_Problem_
Scan the lines below for the string "this" and copy every one that has it.

_Input records_
--*--
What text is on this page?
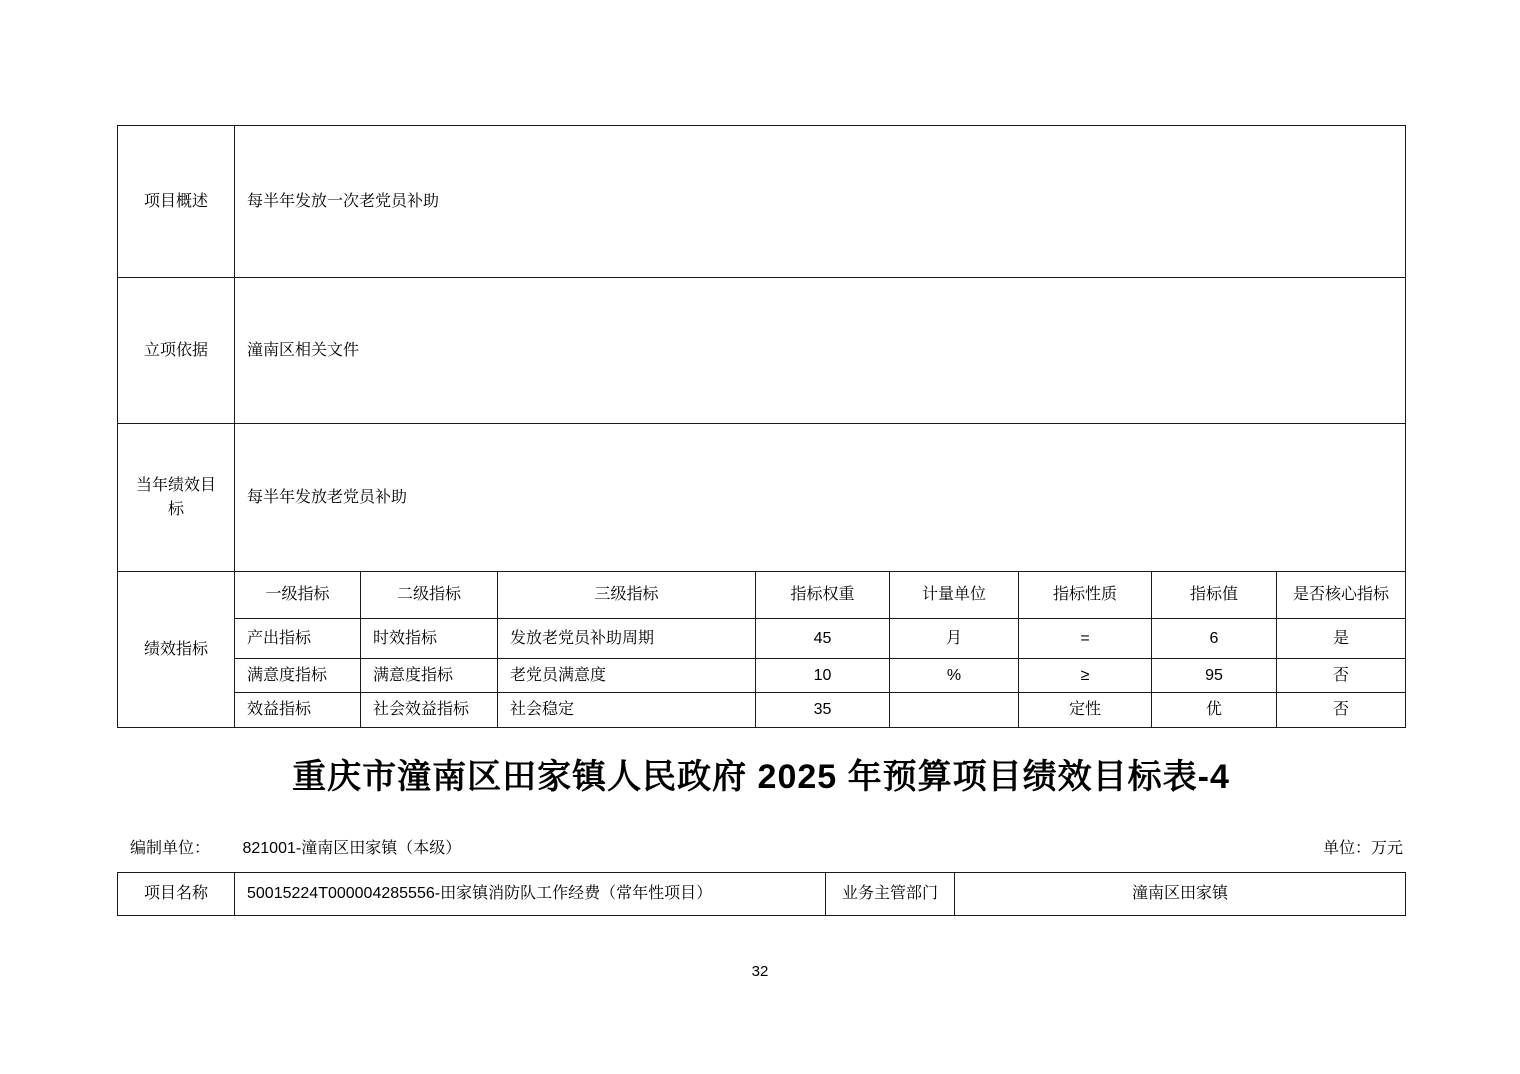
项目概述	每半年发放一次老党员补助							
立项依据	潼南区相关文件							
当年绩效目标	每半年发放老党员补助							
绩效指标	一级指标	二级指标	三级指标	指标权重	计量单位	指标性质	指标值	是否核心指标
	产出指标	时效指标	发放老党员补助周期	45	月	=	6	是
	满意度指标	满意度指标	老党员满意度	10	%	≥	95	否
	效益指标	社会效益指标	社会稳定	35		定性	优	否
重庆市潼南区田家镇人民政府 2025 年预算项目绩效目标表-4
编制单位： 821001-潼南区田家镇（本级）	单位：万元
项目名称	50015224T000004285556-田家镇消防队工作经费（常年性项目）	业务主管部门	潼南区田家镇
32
--*--
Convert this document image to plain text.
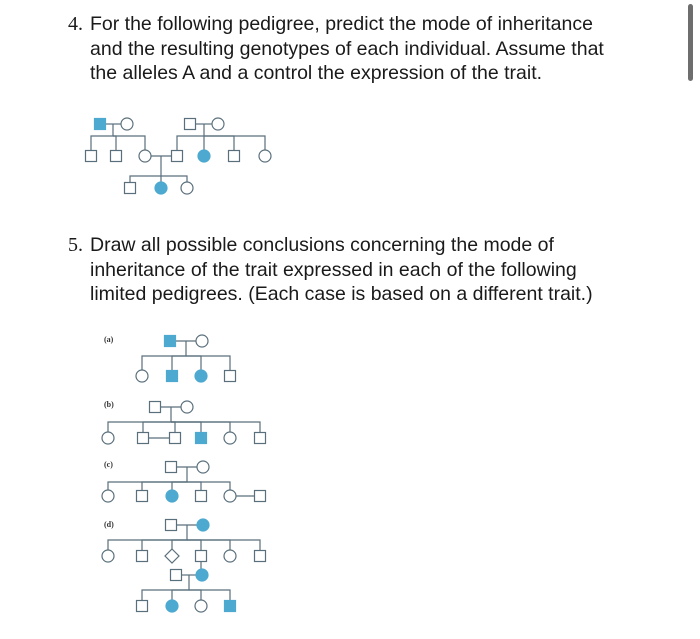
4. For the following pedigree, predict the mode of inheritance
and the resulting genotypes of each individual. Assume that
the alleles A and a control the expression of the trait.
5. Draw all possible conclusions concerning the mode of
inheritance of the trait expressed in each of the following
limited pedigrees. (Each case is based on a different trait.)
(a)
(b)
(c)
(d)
--*--
_Answer to the problem_
What text is on this page?
Convert this document image to plain text.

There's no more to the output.